** Start Provided data **
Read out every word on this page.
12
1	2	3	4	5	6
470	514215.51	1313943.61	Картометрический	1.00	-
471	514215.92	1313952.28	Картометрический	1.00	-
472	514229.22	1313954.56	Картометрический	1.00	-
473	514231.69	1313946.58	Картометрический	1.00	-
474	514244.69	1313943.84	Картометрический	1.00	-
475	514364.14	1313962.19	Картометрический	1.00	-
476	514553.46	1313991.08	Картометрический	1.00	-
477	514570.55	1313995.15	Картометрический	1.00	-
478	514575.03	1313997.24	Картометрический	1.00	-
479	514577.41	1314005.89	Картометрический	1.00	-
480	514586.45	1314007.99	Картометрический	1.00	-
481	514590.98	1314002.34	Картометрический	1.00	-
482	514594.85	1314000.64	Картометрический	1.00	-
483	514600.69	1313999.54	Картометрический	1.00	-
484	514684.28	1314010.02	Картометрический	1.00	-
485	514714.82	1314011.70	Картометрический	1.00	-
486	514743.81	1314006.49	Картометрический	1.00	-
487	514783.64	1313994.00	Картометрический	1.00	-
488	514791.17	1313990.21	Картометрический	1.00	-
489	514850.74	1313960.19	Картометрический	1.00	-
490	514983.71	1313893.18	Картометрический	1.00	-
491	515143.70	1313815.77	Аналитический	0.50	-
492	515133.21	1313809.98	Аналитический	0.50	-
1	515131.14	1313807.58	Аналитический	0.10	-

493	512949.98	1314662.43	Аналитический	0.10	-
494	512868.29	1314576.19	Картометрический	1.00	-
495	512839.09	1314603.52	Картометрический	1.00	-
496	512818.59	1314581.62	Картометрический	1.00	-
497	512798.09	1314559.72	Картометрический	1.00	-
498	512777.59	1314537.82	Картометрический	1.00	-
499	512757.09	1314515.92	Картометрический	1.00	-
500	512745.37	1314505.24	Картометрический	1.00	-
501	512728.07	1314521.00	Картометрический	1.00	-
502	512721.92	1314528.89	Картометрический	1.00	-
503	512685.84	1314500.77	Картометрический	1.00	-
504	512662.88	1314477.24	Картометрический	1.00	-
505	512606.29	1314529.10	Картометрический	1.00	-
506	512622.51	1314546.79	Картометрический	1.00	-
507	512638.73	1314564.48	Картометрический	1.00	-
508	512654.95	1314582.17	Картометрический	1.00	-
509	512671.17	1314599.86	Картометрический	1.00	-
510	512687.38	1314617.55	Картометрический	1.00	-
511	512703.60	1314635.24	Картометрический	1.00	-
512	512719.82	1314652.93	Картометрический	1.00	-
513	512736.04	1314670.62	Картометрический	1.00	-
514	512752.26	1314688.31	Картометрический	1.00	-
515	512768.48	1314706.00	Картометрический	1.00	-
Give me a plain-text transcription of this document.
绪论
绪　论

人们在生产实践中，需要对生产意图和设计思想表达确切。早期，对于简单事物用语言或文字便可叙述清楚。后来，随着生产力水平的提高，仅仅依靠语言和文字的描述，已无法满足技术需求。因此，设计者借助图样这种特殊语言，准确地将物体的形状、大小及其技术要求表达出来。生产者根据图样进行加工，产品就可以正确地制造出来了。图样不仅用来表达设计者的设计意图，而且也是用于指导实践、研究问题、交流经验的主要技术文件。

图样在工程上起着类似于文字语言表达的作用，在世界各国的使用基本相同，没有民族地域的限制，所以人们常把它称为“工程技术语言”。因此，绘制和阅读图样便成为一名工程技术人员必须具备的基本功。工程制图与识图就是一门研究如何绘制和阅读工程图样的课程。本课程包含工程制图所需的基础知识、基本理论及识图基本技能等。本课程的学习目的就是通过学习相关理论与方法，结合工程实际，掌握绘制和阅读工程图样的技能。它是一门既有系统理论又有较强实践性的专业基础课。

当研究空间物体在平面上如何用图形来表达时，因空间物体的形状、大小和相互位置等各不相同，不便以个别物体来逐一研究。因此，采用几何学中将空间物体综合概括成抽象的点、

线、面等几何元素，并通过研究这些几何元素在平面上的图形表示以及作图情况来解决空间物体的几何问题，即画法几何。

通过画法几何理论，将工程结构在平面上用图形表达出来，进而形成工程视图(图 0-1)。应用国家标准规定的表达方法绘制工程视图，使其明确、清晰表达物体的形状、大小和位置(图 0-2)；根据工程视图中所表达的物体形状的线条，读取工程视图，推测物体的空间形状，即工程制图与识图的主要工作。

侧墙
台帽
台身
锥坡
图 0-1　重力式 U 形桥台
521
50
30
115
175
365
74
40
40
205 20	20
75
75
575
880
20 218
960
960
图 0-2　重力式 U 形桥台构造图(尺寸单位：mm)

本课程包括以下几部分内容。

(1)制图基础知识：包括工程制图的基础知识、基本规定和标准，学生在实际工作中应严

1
** End Provided data **
- _Directive_:
All lines holding the word "Аналитический" should be picked out and copied.

- _Response below_:
491	515143.70	1313815.77	Аналитический	0.50	-
492	515133.21	1313809.98	Аналитический	0.50	-
1	515131.14	1313807.58	Аналитический	0.10	-
493	512949.98	1314662.43	Аналитический	0.10	-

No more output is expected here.